REQUIRED WORK: From the records below, extract all the text exactly and leave the images behind.
Start of SOURCE DATA
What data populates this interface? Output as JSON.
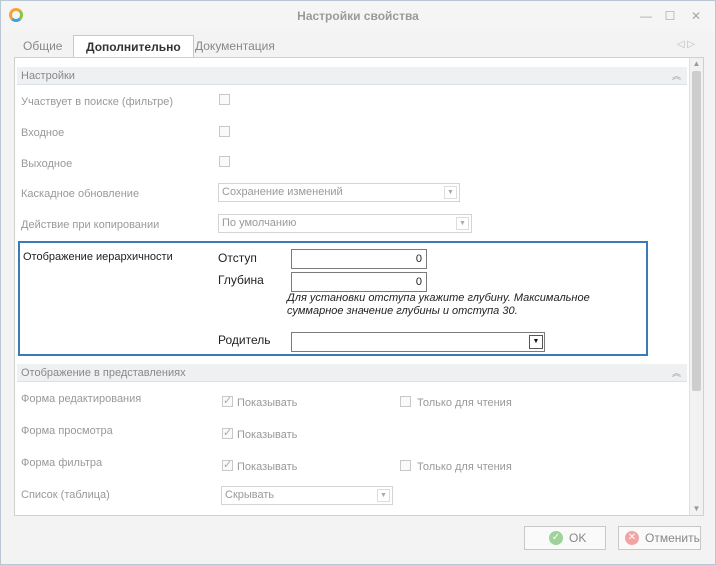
{
  "window": {
    "title": "Настройки свойства"
  },
  "tabs": [
    {
      "label": "Общие"
    },
    {
      "label": "Дополнительно"
    },
    {
      "label": "Документация"
    }
  ],
  "settings_section": {
    "header": "Настройки",
    "search_label": "Участвует в поиске (фильтре)",
    "input_label": "Входное",
    "output_label": "Выходное",
    "cascade_label": "Каскадное обновление",
    "cascade_value": "Сохранение изменений",
    "copy_label": "Действие при копировании",
    "copy_value": "По умолчанию"
  },
  "hierarchy": {
    "label": "Отображение иерархичности",
    "indent_label": "Отступ",
    "indent_value": "0",
    "depth_label": "Глубина",
    "depth_value": "0",
    "hint": "Для установки отступа укажите глубину. Максимальное суммарное значение глубины и отступа 30.",
    "parent_label": "Родитель",
    "parent_value": ""
  },
  "views_section": {
    "header": "Отображение в представлениях",
    "edit_form_label": "Форма редактирования",
    "view_form_label": "Форма просмотра",
    "filter_form_label": "Форма фильтра",
    "list_label": "Список (таблица)",
    "show_label": "Показывать",
    "readonly_label": "Только для чтения",
    "list_value": "Скрывать"
  },
  "footer": {
    "ok_label": "OK",
    "cancel_label": "Отменить"
  }
}
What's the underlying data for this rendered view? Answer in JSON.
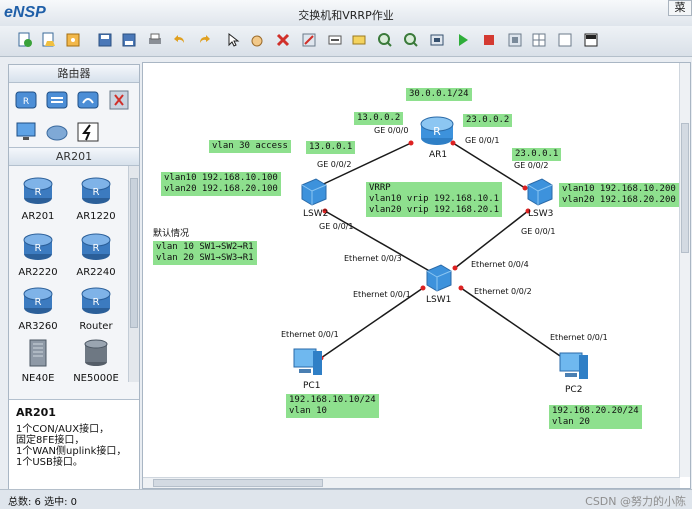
{
  "app": {
    "logo": "eNSP",
    "title": "交换机和VRRP作业",
    "menu_button": "菜"
  },
  "toolbar": {
    "icons": [
      "new-topology-icon",
      "open-icon",
      "save-icon",
      "save-as-icon",
      "print-icon",
      "undo-icon",
      "redo-icon",
      "select-icon",
      "pan-hand-icon",
      "delete-icon",
      "delete-link-icon",
      "text-note-icon",
      "palette-icon",
      "zoom-in-icon",
      "zoom-out-icon",
      "fit-view-icon",
      "start-device-icon",
      "stop-device-icon",
      "capture-icon",
      "display-grid-icon",
      "topology-icon"
    ]
  },
  "sidebar": {
    "category_header": "路由器",
    "categories": [
      "router-category-icon",
      "switch-category-icon",
      "wireless-category-icon",
      "firewall-category-icon",
      "terminal-category-icon",
      "cloud-category-icon",
      "link-category-icon"
    ],
    "model_header": "AR201",
    "models": [
      {
        "name": "AR201"
      },
      {
        "name": "AR1220"
      },
      {
        "name": "AR2220"
      },
      {
        "name": "AR2240"
      },
      {
        "name": "AR3260"
      },
      {
        "name": "Router"
      },
      {
        "name": "NE40E"
      },
      {
        "name": "NE5000E"
      }
    ],
    "info": {
      "title": "AR201",
      "lines": [
        "1个CON/AUX接口，",
        "固定8FE接口，",
        "1个WAN侧uplink接口，",
        "1个USB接口。"
      ]
    }
  },
  "canvas": {
    "devices": {
      "ar1": "AR1",
      "lsw1": "LSW1",
      "lsw2": "LSW2",
      "lsw3": "LSW3",
      "pc1": "PC1",
      "pc2": "PC2"
    },
    "ports": {
      "ar1_g000": "GE 0/0/0",
      "ar1_g001": "GE 0/0/1",
      "lsw2_g002": "GE 0/0/2",
      "lsw2_g001": "GE 0/0/1",
      "lsw3_g002": "GE 0/0/2",
      "lsw3_g001": "GE 0/0/1",
      "lsw1_e3": "Ethernet 0/0/3",
      "lsw1_e4": "Ethernet 0/0/4",
      "lsw1_e1": "Ethernet 0/0/1",
      "lsw1_e2": "Ethernet 0/0/2",
      "pc1_e1": "Ethernet 0/0/1",
      "pc2_e1": "Ethernet 0/0/1"
    },
    "notes": {
      "ar1_loop": "30.0.0.1/24",
      "ar1_ip_left": "13.0.0.2",
      "ar1_ip_right": "23.0.0.2",
      "lsw2_ip": "13.0.0.1",
      "lsw3_ip": "23.0.0.1",
      "vlan30": "vlan 30 access",
      "lsw2_vlans": [
        "vlan10 192.168.10.100",
        "vlan20 192.168.20.100"
      ],
      "lsw3_vlans": [
        "vlan10 192.168.10.200",
        "vlan20 192.168.20.200"
      ],
      "vrrp": [
        "VRRP",
        "vlan10 vrip 192.168.10.1",
        "vlan20 vrip 192.168.20.1"
      ],
      "default_title": "默认情况",
      "default_lines": [
        "vlan 10 SW1→SW2→R1",
        "vlan 20 SW1→SW3→R1"
      ],
      "pc1": [
        "192.168.10.10/24",
        "vlan 10"
      ],
      "pc2": [
        "192.168.20.20/24",
        "vlan 20"
      ]
    }
  },
  "status": {
    "text": "总数: 6  选中: 0",
    "watermark": "CSDN @努力的小陈"
  },
  "colors": {
    "note_bg": "#8ee08e",
    "device_blue": "#2f7fc6",
    "link": "#1a1a1a"
  }
}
End of SOURCE DATA
THE RESULT:
What data populates this interface? Output as JSON.
{
  "window": {
    "title": "Настройки свойства"
  },
  "tabs": [
    {
      "label": "Общие"
    },
    {
      "label": "Дополнительно"
    },
    {
      "label": "Документация"
    }
  ],
  "settings_section": {
    "header": "Настройки",
    "search_label": "Участвует в поиске (фильтре)",
    "input_label": "Входное",
    "output_label": "Выходное",
    "cascade_label": "Каскадное обновление",
    "cascade_value": "Сохранение изменений",
    "copy_label": "Действие при копировании",
    "copy_value": "По умолчанию"
  },
  "hierarchy": {
    "label": "Отображение иерархичности",
    "indent_label": "Отступ",
    "indent_value": "0",
    "depth_label": "Глубина",
    "depth_value": "0",
    "hint": "Для установки отступа укажите глубину. Максимальное суммарное значение глубины и отступа 30.",
    "parent_label": "Родитель",
    "parent_value": ""
  },
  "views_section": {
    "header": "Отображение в представлениях",
    "edit_form_label": "Форма редактирования",
    "view_form_label": "Форма просмотра",
    "filter_form_label": "Форма фильтра",
    "list_label": "Список (таблица)",
    "show_label": "Показывать",
    "readonly_label": "Только для чтения",
    "list_value": "Скрывать"
  },
  "footer": {
    "ok_label": "OK",
    "cancel_label": "Отменить"
  }
}
What's the underlying data for this rendered view? Answer in JSON.
{
  "app": {
    "logo": "eNSP",
    "title": "交换机和VRRP作业",
    "menu_button": "菜"
  },
  "toolbar": {
    "icons": [
      "new-topology-icon",
      "open-icon",
      "save-icon",
      "save-as-icon",
      "print-icon",
      "undo-icon",
      "redo-icon",
      "select-icon",
      "pan-hand-icon",
      "delete-icon",
      "delete-link-icon",
      "text-note-icon",
      "palette-icon",
      "zoom-in-icon",
      "zoom-out-icon",
      "fit-view-icon",
      "start-device-icon",
      "stop-device-icon",
      "capture-icon",
      "display-grid-icon",
      "topology-icon"
    ]
  },
  "sidebar": {
    "category_header": "路由器",
    "categories": [
      "router-category-icon",
      "switch-category-icon",
      "wireless-category-icon",
      "firewall-category-icon",
      "terminal-category-icon",
      "cloud-category-icon",
      "link-category-icon"
    ],
    "model_header": "AR201",
    "models": [
      {
        "name": "AR201"
      },
      {
        "name": "AR1220"
      },
      {
        "name": "AR2220"
      },
      {
        "name": "AR2240"
      },
      {
        "name": "AR3260"
      },
      {
        "name": "Router"
      },
      {
        "name": "NE40E"
      },
      {
        "name": "NE5000E"
      }
    ],
    "info": {
      "title": "AR201",
      "lines": [
        "1个CON/AUX接口，",
        "固定8FE接口，",
        "1个WAN侧uplink接口，",
        "1个USB接口。"
      ]
    }
  },
  "canvas": {
    "devices": {
      "ar1": "AR1",
      "lsw1": "LSW1",
      "lsw2": "LSW2",
      "lsw3": "LSW3",
      "pc1": "PC1",
      "pc2": "PC2"
    },
    "ports": {
      "ar1_g000": "GE 0/0/0",
      "ar1_g001": "GE 0/0/1",
      "lsw2_g002": "GE 0/0/2",
      "lsw2_g001": "GE 0/0/1",
      "lsw3_g002": "GE 0/0/2",
      "lsw3_g001": "GE 0/0/1",
      "lsw1_e3": "Ethernet 0/0/3",
      "lsw1_e4": "Ethernet 0/0/4",
      "lsw1_e1": "Ethernet 0/0/1",
      "lsw1_e2": "Ethernet 0/0/2",
      "pc1_e1": "Ethernet 0/0/1",
      "pc2_e1": "Ethernet 0/0/1"
    },
    "notes": {
      "ar1_loop": "30.0.0.1/24",
      "ar1_ip_left": "13.0.0.2",
      "ar1_ip_right": "23.0.0.2",
      "lsw2_ip": "13.0.0.1",
      "lsw3_ip": "23.0.0.1",
      "vlan30": "vlan 30 access",
      "lsw2_vlans": [
        "vlan10 192.168.10.100",
        "vlan20 192.168.20.100"
      ],
      "lsw3_vlans": [
        "vlan10 192.168.10.200",
        "vlan20 192.168.20.200"
      ],
      "vrrp": [
        "VRRP",
        "vlan10 vrip 192.168.10.1",
        "vlan20 vrip 192.168.20.1"
      ],
      "default_title": "默认情况",
      "default_lines": [
        "vlan 10 SW1→SW2→R1",
        "vlan 20 SW1→SW3→R1"
      ],
      "pc1": [
        "192.168.10.10/24",
        "vlan 10"
      ],
      "pc2": [
        "192.168.20.20/24",
        "vlan 20"
      ]
    }
  },
  "status": {
    "text": "总数: 6  选中: 0",
    "watermark": "CSDN @努力的小陈"
  },
  "colors": {
    "note_bg": "#8ee08e",
    "device_blue": "#2f7fc6",
    "link": "#1a1a1a"
  }
}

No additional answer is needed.